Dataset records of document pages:
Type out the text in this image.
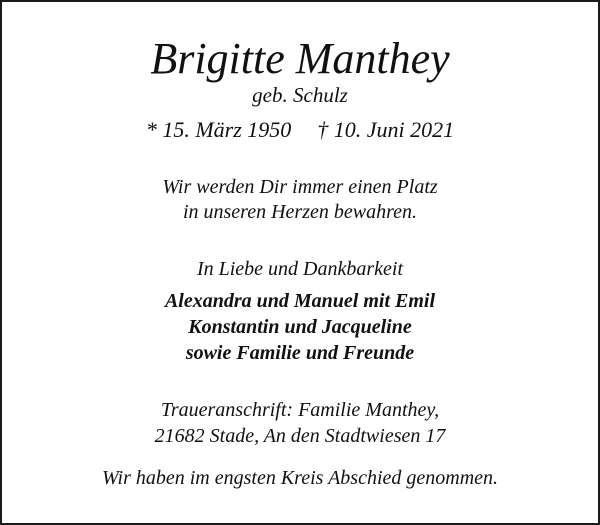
Brigitte Manthey
geb. Schulz
* 15. März 1950 † 10. Juni 2021
Wir werden Dir immer einen Platz
in unseren Herzen bewahren.
In Liebe und Dankbarkeit
Alexandra und Manuel mit Emil
Konstantin und Jacqueline
sowie Familie und Freunde
Traueranschrift: Familie Manthey,
21682 Stade, An den Stadtwiesen 17
Wir haben im engsten Kreis Abschied genommen.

— WHAT IS NEEDED —
Reproduce all of the entries exactly as they appear, though any picture they include must be omitted.

— SOLUTION FOR THIS TASK —
Type out the text in this image.
Brigitte Manthey
geb. Schulz
* 15. März 1950 † 10. Juni 2021
Wir werden Dir immer einen Platz
in unseren Herzen bewahren.
In Liebe und Dankbarkeit
Alexandra und Manuel mit Emil
Konstantin und Jacqueline
sowie Familie und Freunde
Traueranschrift: Familie Manthey,
21682 Stade, An den Stadtwiesen 17
Wir haben im engsten Kreis Abschied genommen.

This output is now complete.